Each entry in the listing below should be restated word for word.

Start SUPPLIED MATERIAL

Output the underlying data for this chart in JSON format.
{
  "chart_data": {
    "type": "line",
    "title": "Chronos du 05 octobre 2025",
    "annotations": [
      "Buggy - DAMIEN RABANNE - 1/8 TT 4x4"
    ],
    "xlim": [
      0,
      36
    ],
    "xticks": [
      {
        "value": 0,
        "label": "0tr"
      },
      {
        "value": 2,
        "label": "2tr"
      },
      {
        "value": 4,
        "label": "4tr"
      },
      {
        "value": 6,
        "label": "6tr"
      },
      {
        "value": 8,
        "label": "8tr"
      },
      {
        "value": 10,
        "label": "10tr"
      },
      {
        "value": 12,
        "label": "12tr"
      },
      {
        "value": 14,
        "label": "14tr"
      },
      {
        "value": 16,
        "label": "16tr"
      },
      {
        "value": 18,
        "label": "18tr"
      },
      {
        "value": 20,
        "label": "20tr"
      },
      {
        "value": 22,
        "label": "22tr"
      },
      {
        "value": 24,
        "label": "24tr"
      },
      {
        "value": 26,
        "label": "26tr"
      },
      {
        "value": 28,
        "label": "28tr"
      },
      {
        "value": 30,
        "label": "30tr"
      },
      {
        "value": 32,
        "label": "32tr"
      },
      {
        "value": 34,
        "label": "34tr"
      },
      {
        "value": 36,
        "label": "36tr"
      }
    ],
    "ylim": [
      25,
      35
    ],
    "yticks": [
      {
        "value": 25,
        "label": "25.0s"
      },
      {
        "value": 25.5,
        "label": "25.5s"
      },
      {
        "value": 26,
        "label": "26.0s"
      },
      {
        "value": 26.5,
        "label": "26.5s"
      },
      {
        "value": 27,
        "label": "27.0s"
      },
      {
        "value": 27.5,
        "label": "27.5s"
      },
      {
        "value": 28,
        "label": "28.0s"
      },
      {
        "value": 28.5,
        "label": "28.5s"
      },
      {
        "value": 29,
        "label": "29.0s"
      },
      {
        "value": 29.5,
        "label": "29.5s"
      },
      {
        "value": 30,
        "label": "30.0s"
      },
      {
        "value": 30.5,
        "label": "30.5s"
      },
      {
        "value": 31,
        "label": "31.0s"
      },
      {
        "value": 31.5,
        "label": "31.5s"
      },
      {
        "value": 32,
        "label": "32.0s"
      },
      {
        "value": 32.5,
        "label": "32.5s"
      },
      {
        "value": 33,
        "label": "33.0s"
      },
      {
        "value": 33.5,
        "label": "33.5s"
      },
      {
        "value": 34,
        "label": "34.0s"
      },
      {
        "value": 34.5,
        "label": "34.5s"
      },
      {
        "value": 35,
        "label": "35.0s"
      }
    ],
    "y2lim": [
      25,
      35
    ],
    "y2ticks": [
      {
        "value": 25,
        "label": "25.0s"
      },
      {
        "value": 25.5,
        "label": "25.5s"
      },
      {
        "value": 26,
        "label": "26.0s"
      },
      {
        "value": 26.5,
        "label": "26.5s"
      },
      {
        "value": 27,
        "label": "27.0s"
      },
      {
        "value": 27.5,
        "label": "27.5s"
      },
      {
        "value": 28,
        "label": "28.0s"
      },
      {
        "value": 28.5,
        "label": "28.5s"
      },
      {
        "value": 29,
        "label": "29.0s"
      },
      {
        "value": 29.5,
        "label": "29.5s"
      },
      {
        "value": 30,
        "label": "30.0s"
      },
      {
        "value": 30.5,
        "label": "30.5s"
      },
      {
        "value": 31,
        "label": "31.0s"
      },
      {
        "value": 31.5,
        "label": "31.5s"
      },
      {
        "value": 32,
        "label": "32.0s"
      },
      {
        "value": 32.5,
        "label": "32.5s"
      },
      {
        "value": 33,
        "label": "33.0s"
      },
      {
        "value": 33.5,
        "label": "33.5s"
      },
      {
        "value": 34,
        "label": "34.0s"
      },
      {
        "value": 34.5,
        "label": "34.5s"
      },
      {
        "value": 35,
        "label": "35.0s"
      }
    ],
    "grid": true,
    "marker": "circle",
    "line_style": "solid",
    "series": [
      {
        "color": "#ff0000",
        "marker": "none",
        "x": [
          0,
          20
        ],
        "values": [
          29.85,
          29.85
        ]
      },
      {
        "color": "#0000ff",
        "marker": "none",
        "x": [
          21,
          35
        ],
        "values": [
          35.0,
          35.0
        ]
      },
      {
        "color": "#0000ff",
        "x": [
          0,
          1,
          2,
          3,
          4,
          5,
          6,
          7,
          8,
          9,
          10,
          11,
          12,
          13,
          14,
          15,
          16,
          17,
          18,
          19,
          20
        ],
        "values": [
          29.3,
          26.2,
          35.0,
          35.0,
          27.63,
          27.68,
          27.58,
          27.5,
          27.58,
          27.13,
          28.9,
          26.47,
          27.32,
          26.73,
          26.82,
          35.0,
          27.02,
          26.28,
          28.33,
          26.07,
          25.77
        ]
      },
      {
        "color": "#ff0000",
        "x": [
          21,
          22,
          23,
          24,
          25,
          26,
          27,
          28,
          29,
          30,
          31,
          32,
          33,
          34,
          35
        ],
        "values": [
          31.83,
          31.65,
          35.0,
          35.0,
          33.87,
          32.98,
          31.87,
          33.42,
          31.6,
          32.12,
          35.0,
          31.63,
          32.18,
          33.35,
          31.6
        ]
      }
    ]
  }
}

End SUPPLIED MATERIAL

**TASK RESULT:**
Output the underlying data for this chart in JSON format.
{
  "chart_data": {
    "type": "line",
    "title": "Chronos du 05 octobre 2025",
    "annotations": [
      "Buggy - DAMIEN RABANNE - 1/8 TT 4x4"
    ],
    "xlim": [
      0,
      36
    ],
    "xticks": [
      {
        "value": 0,
        "label": "0tr"
      },
      {
        "value": 2,
        "label": "2tr"
      },
      {
        "value": 4,
        "label": "4tr"
      },
      {
        "value": 6,
        "label": "6tr"
      },
      {
        "value": 8,
        "label": "8tr"
      },
      {
        "value": 10,
        "label": "10tr"
      },
      {
        "value": 12,
        "label": "12tr"
      },
      {
        "value": 14,
        "label": "14tr"
      },
      {
        "value": 16,
        "label": "16tr"
      },
      {
        "value": 18,
        "label": "18tr"
      },
      {
        "value": 20,
        "label": "20tr"
      },
      {
        "value": 22,
        "label": "22tr"
      },
      {
        "value": 24,
        "label": "24tr"
      },
      {
        "value": 26,
        "label": "26tr"
      },
      {
        "value": 28,
        "label": "28tr"
      },
      {
        "value": 30,
        "label": "30tr"
      },
      {
        "value": 32,
        "label": "32tr"
      },
      {
        "value": 34,
        "label": "34tr"
      },
      {
        "value": 36,
        "label": "36tr"
      }
    ],
    "ylim": [
      25,
      35
    ],
    "yticks": [
      {
        "value": 25,
        "label": "25.0s"
      },
      {
        "value": 25.5,
        "label": "25.5s"
      },
      {
        "value": 26,
        "label": "26.0s"
      },
      {
        "value": 26.5,
        "label": "26.5s"
      },
      {
        "value": 27,
        "label": "27.0s"
      },
      {
        "value": 27.5,
        "label": "27.5s"
      },
      {
        "value": 28,
        "label": "28.0s"
      },
      {
        "value": 28.5,
        "label": "28.5s"
      },
      {
        "value": 29,
        "label": "29.0s"
      },
      {
        "value": 29.5,
        "label": "29.5s"
      },
      {
        "value": 30,
        "label": "30.0s"
      },
      {
        "value": 30.5,
        "label": "30.5s"
      },
      {
        "value": 31,
        "label": "31.0s"
      },
      {
        "value": 31.5,
        "label": "31.5s"
      },
      {
        "value": 32,
        "label": "32.0s"
      },
      {
        "value": 32.5,
        "label": "32.5s"
      },
      {
        "value": 33,
        "label": "33.0s"
      },
      {
        "value": 33.5,
        "label": "33.5s"
      },
      {
        "value": 34,
        "label": "34.0s"
      },
      {
        "value": 34.5,
        "label": "34.5s"
      },
      {
        "value": 35,
        "label": "35.0s"
      }
    ],
    "y2lim": [
      25,
      35
    ],
    "y2ticks": [
      {
        "value": 25,
        "label": "25.0s"
      },
      {
        "value": 25.5,
        "label": "25.5s"
      },
      {
        "value": 26,
        "label": "26.0s"
      },
      {
        "value": 26.5,
        "label": "26.5s"
      },
      {
        "value": 27,
        "label": "27.0s"
      },
      {
        "value": 27.5,
        "label": "27.5s"
      },
      {
        "value": 28,
        "label": "28.0s"
      },
      {
        "value": 28.5,
        "label": "28.5s"
      },
      {
        "value": 29,
        "label": "29.0s"
      },
      {
        "value": 29.5,
        "label": "29.5s"
      },
      {
        "value": 30,
        "label": "30.0s"
      },
      {
        "value": 30.5,
        "label": "30.5s"
      },
      {
        "value": 31,
        "label": "31.0s"
      },
      {
        "value": 31.5,
        "label": "31.5s"
      },
      {
        "value": 32,
        "label": "32.0s"
      },
      {
        "value": 32.5,
        "label": "32.5s"
      },
      {
        "value": 33,
        "label": "33.0s"
      },
      {
        "value": 33.5,
        "label": "33.5s"
      },
      {
        "value": 34,
        "label": "34.0s"
      },
      {
        "value": 34.5,
        "label": "34.5s"
      },
      {
        "value": 35,
        "label": "35.0s"
      }
    ],
    "grid": true,
    "marker": "circle",
    "line_style": "solid",
    "series": [
      {
        "color": "#ff0000",
        "marker": "none",
        "x": [
          0,
          20
        ],
        "values": [
          29.85,
          29.85
        ]
      },
      {
        "color": "#0000ff",
        "marker": "none",
        "x": [
          21,
          35
        ],
        "values": [
          35.0,
          35.0
        ]
      },
      {
        "color": "#0000ff",
        "x": [
          0,
          1,
          2,
          3,
          4,
          5,
          6,
          7,
          8,
          9,
          10,
          11,
          12,
          13,
          14,
          15,
          16,
          17,
          18,
          19,
          20
        ],
        "values": [
          29.3,
          26.2,
          35.0,
          35.0,
          27.63,
          27.68,
          27.58,
          27.5,
          27.58,
          27.13,
          28.9,
          26.47,
          27.32,
          26.73,
          26.82,
          35.0,
          27.02,
          26.28,
          28.33,
          26.07,
          25.77
        ]
      },
      {
        "color": "#ff0000",
        "x": [
          21,
          22,
          23,
          24,
          25,
          26,
          27,
          28,
          29,
          30,
          31,
          32,
          33,
          34,
          35
        ],
        "values": [
          31.83,
          31.65,
          35.0,
          35.0,
          33.87,
          32.98,
          31.87,
          33.42,
          31.6,
          32.12,
          35.0,
          31.63,
          32.18,
          33.35,
          31.6
        ]
      }
    ]
  }
}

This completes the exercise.